→ Problem to solve
Copy the data from the line containing "field-label: Method: bbox=[32, 110, 73, 122]" through the line containing "info-text: All features", putting "magnifier-icon" in place of "search-icon" and leaving everything else as it is.

(Dataset records)
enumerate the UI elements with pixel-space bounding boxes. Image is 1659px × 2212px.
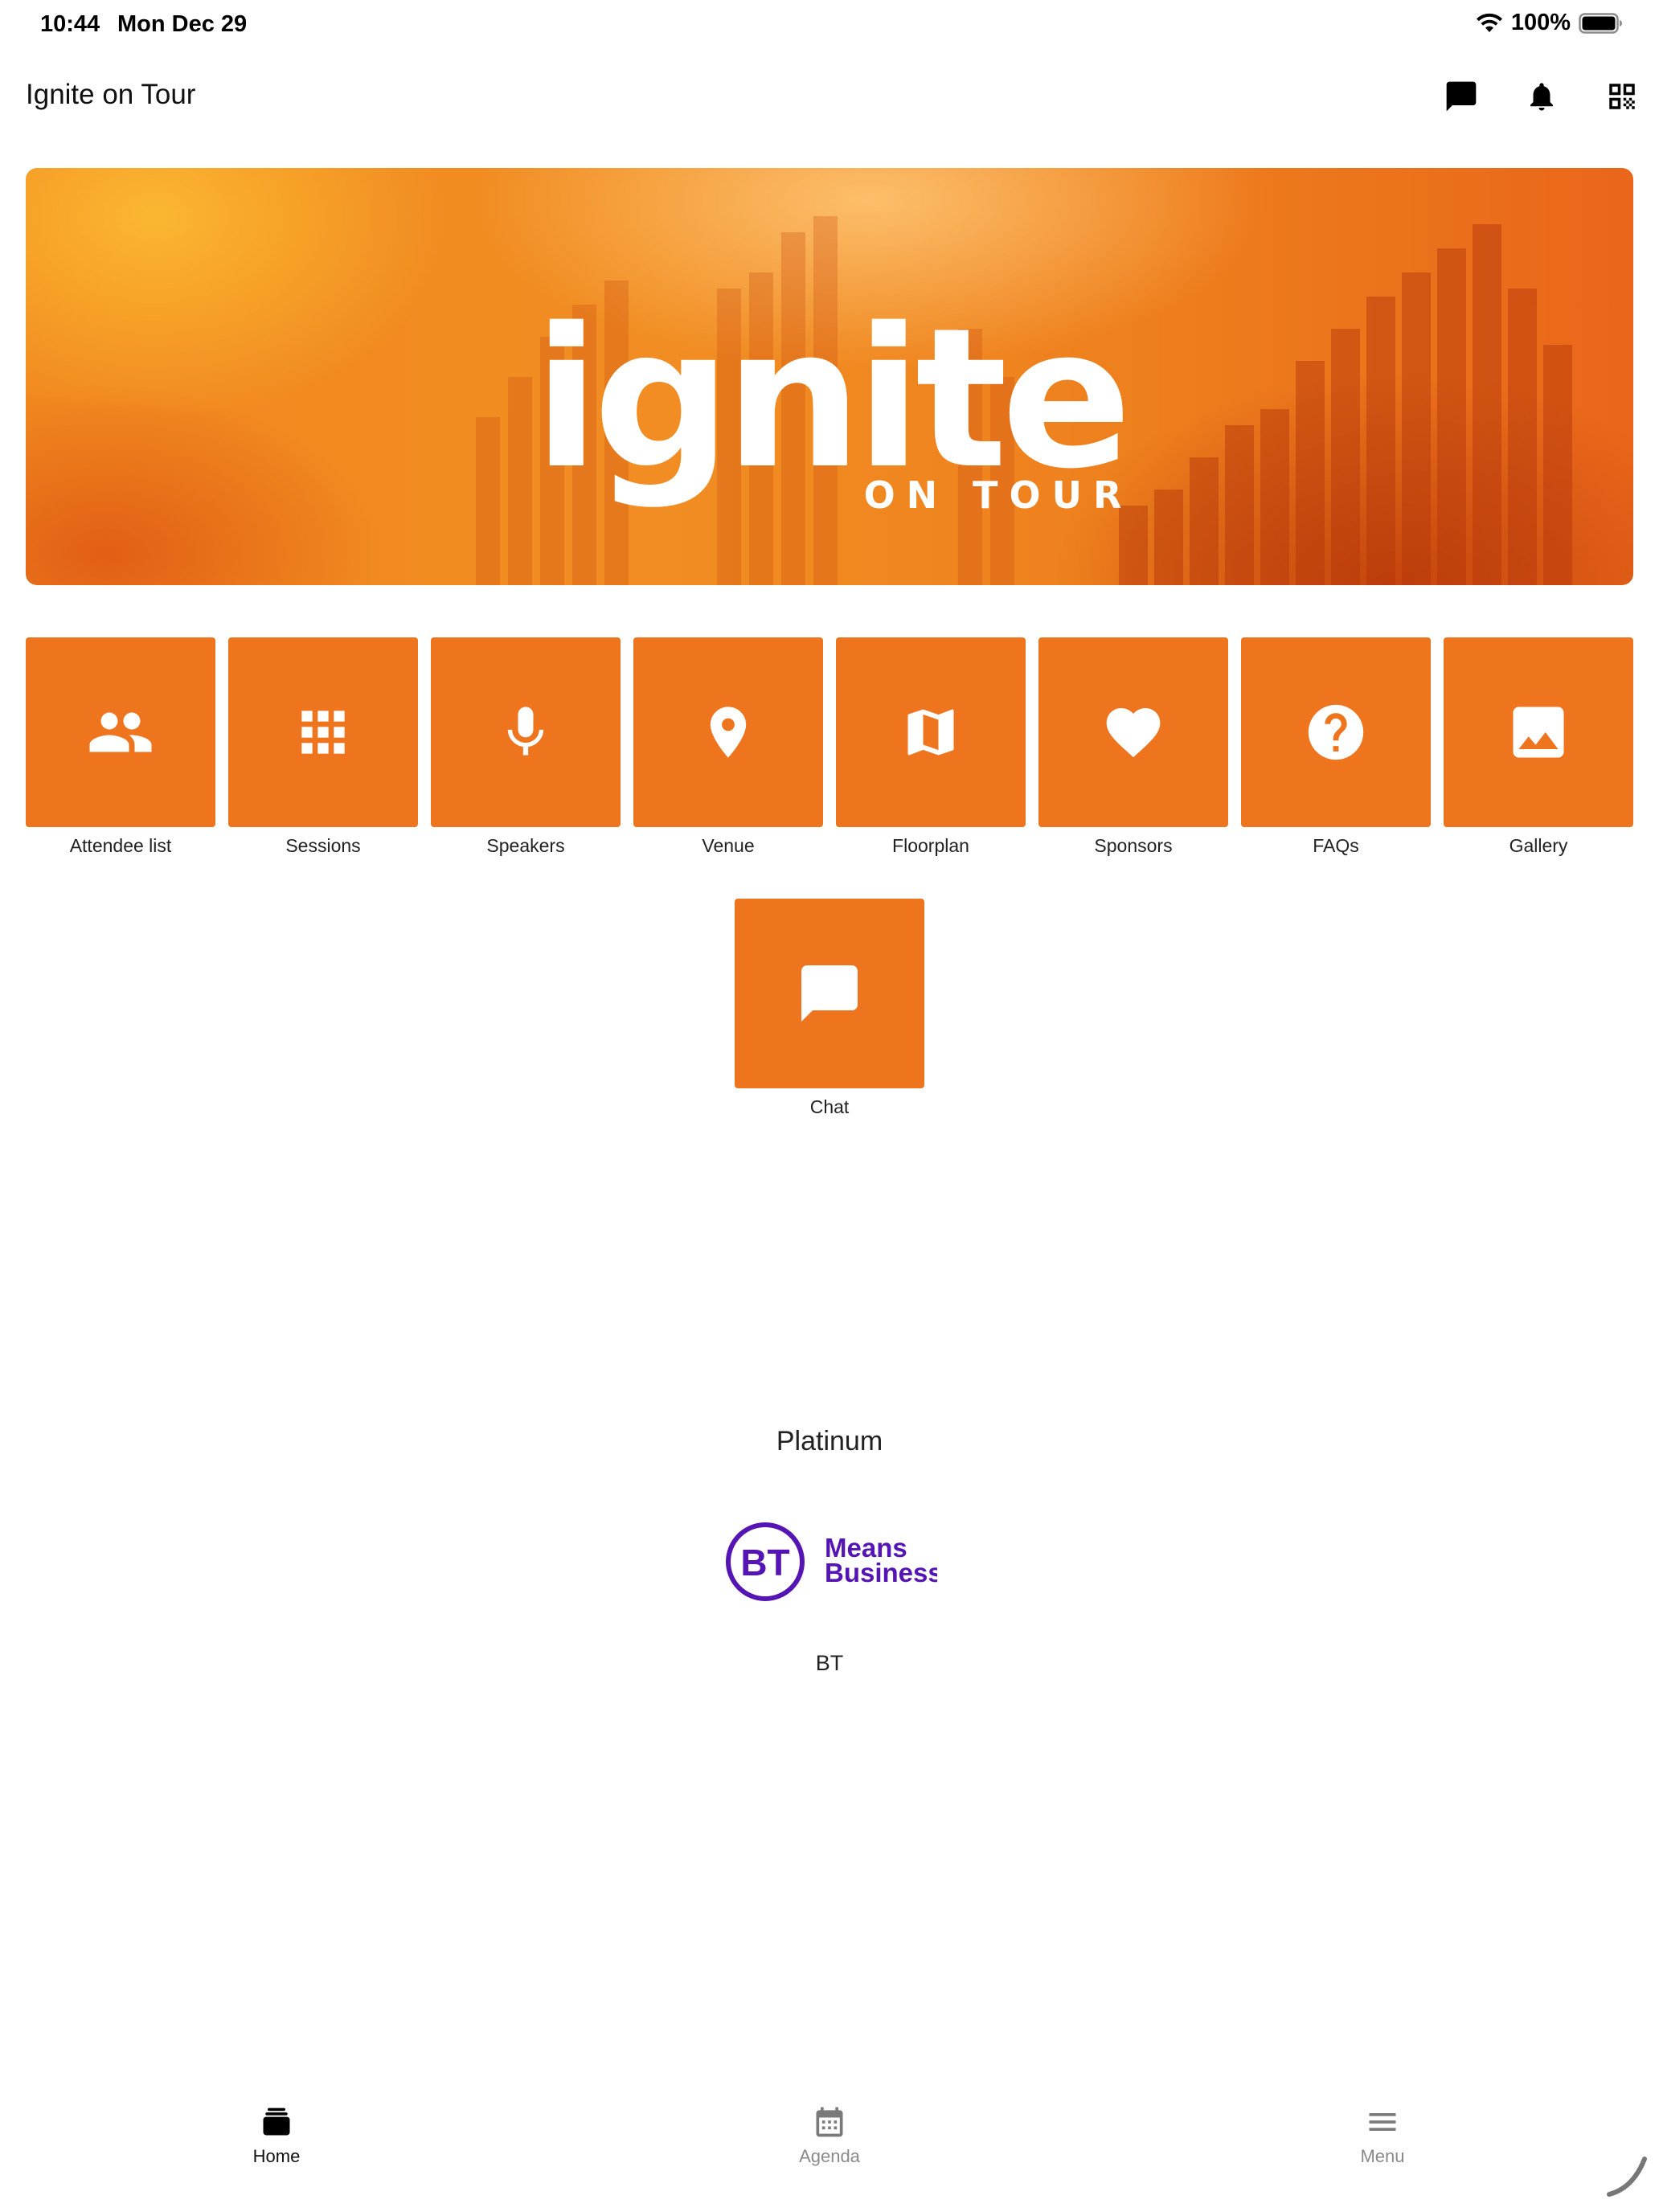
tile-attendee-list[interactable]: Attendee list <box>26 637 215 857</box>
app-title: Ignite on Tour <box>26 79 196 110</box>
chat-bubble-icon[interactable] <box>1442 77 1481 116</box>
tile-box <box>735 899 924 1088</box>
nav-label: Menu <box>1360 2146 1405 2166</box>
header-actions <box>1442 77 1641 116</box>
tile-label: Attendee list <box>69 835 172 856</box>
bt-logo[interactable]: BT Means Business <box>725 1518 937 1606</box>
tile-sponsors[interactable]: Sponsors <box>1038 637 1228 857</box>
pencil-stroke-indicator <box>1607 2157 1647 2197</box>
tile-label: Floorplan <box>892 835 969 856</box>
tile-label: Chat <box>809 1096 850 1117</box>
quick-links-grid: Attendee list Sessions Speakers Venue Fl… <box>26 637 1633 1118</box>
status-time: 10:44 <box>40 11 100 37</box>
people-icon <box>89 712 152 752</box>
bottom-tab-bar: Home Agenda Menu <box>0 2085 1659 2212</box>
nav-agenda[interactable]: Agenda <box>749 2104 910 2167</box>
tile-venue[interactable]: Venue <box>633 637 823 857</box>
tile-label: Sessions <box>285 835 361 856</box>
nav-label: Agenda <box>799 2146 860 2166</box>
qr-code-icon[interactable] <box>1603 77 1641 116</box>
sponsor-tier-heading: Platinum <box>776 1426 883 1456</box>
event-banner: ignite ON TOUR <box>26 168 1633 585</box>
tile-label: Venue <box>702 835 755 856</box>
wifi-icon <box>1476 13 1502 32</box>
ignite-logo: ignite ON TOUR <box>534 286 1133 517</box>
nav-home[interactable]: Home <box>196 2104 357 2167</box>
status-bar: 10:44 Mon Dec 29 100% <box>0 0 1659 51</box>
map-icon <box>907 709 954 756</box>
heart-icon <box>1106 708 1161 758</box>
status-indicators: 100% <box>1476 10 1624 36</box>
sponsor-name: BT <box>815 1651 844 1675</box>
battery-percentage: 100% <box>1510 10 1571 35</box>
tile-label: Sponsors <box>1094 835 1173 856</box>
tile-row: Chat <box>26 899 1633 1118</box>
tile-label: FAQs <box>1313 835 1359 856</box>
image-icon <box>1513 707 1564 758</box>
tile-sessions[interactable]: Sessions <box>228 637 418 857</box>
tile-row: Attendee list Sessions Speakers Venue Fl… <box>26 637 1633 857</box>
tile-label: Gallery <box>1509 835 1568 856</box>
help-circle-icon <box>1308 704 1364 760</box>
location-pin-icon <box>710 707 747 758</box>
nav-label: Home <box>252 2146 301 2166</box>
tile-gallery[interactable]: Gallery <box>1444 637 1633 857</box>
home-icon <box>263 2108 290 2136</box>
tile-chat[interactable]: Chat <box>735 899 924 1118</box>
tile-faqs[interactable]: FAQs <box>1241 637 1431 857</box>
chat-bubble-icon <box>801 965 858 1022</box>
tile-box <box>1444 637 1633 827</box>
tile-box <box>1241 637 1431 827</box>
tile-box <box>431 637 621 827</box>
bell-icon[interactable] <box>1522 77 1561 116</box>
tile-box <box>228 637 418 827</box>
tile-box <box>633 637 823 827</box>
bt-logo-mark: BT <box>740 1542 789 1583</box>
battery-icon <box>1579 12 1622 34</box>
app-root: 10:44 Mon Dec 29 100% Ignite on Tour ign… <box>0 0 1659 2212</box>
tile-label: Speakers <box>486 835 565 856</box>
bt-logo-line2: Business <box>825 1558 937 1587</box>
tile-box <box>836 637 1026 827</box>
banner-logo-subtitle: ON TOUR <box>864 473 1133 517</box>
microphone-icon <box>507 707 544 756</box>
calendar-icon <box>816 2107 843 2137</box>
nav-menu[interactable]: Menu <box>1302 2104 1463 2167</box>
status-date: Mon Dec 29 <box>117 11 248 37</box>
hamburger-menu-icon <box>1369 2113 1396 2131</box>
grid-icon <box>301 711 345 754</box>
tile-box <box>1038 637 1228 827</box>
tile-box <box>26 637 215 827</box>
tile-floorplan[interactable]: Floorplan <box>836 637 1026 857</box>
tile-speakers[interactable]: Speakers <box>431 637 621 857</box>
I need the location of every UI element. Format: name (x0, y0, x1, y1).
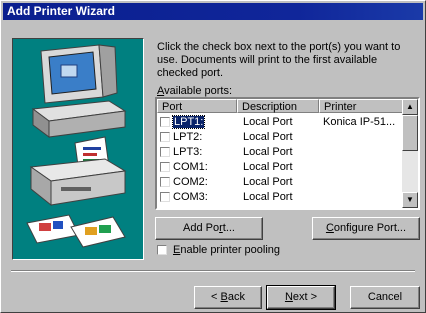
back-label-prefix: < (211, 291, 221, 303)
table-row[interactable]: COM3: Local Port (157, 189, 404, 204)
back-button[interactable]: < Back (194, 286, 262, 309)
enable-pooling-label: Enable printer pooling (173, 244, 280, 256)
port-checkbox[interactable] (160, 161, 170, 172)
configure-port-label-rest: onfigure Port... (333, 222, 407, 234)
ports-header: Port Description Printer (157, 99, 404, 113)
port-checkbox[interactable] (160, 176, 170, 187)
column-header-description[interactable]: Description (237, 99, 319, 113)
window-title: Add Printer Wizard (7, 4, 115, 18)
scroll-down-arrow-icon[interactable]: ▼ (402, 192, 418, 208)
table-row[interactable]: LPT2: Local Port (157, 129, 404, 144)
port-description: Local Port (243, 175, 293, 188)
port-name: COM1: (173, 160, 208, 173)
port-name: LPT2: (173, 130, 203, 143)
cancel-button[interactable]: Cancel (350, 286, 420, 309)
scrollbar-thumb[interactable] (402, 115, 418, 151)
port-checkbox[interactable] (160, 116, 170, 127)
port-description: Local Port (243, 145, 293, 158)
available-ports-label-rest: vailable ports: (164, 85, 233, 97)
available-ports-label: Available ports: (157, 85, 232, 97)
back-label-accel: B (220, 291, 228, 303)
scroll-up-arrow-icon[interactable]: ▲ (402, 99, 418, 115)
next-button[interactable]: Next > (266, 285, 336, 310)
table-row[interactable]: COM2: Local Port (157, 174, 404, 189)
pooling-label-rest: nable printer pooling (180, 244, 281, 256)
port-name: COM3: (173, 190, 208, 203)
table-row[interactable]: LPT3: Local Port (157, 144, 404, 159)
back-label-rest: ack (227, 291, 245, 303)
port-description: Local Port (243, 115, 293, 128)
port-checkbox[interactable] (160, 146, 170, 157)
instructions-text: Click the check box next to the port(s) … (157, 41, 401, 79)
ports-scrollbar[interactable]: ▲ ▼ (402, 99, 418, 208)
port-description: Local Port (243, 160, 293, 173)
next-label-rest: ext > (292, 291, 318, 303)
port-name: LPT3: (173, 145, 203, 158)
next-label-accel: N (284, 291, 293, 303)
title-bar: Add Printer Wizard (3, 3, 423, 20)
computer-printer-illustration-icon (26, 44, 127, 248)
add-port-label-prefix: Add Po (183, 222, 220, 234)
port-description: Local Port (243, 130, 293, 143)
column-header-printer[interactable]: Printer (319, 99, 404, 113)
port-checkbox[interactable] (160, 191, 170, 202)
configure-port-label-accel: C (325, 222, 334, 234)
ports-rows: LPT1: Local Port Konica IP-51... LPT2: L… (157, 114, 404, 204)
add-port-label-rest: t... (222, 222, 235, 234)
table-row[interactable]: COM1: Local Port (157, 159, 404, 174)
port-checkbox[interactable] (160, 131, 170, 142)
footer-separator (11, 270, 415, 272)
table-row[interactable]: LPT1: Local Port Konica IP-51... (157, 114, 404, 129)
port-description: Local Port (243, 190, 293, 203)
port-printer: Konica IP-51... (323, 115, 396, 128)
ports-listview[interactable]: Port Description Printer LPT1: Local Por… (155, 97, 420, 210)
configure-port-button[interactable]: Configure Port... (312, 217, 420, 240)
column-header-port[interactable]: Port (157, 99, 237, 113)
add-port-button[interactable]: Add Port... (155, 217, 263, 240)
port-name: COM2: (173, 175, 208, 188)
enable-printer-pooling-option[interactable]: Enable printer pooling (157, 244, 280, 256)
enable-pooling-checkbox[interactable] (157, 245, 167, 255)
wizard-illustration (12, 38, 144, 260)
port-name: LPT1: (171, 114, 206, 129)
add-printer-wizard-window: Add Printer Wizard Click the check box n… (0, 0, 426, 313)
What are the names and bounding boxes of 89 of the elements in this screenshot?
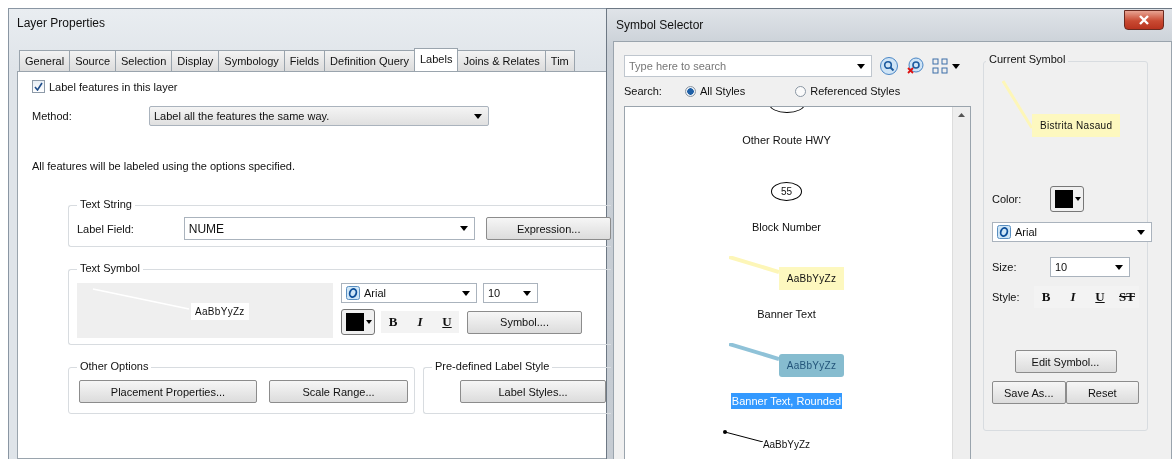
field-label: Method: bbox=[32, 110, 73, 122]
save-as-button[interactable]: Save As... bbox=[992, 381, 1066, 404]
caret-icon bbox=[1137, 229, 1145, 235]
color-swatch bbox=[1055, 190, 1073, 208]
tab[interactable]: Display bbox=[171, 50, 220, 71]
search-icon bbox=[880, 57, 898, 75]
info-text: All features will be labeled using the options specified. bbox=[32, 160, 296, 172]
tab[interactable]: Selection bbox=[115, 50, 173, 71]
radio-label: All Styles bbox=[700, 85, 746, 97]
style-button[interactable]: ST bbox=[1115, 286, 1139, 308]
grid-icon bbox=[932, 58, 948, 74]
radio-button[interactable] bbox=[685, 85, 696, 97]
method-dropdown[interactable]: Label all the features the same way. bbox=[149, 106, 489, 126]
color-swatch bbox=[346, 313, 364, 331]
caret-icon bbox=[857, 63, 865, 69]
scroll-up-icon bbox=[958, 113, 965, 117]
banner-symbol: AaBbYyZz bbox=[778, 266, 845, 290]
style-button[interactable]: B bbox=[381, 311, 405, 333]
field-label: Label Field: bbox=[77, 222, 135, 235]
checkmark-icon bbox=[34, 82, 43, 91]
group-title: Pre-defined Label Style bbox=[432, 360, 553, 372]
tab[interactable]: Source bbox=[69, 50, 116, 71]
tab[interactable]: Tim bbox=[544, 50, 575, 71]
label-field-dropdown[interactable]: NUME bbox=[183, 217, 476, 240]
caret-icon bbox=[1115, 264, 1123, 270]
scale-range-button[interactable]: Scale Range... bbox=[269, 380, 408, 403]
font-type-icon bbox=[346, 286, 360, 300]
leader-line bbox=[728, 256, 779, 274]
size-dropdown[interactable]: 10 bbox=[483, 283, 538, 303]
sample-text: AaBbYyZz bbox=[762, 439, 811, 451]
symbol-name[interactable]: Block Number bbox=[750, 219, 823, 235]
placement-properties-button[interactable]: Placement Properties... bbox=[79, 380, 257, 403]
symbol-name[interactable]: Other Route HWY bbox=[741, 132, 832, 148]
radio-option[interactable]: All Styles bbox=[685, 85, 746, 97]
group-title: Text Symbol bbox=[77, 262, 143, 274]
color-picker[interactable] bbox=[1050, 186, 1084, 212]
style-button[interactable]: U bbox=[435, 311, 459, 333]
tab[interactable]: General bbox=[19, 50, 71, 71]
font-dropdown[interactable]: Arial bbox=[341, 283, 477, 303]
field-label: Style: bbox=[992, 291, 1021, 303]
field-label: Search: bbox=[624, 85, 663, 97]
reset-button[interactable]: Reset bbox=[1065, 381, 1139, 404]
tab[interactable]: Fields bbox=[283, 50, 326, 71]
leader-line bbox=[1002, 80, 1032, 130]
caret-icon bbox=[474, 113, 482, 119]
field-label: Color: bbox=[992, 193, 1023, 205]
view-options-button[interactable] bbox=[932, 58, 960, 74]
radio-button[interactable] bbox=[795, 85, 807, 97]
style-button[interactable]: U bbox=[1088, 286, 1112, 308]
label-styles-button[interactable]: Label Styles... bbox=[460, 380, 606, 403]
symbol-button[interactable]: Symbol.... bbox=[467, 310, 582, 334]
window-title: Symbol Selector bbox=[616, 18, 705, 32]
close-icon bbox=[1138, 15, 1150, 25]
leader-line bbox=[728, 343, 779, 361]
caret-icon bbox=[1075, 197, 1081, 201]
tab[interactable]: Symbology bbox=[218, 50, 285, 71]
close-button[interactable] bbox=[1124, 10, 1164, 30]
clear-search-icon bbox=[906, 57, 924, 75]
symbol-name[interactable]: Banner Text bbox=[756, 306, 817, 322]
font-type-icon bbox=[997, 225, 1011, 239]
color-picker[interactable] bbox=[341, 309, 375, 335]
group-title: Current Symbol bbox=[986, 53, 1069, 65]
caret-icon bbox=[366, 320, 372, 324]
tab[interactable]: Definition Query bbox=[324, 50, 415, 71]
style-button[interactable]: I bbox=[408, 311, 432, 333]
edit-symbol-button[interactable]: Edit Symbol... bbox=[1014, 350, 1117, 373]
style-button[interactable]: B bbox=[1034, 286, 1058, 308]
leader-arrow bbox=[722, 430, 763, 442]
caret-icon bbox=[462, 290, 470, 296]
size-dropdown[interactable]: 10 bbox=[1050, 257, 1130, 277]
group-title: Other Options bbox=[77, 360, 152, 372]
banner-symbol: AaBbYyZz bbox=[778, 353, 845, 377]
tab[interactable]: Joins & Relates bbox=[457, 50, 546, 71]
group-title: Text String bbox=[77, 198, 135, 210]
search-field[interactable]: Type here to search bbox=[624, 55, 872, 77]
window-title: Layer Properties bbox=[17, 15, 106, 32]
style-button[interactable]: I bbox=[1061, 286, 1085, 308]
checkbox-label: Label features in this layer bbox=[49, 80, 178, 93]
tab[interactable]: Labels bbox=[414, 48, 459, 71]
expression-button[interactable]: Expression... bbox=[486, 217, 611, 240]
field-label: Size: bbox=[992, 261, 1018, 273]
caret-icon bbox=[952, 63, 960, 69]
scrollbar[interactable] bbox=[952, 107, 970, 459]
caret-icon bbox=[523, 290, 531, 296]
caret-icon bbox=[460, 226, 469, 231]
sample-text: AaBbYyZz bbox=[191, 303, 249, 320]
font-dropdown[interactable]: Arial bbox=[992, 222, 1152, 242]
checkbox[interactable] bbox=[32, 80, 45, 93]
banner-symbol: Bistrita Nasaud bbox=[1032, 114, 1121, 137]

→ Complete response
field-label: Method: bbox=[32, 110, 73, 122]
save-as-button[interactable]: Save As... bbox=[992, 381, 1066, 404]
caret-icon bbox=[1137, 229, 1145, 235]
color-swatch bbox=[1055, 190, 1073, 208]
tab[interactable]: Display bbox=[171, 50, 220, 71]
magnifier-icon bbox=[880, 57, 898, 75]
info-text: All features will be labeled using the options specified. bbox=[32, 160, 296, 172]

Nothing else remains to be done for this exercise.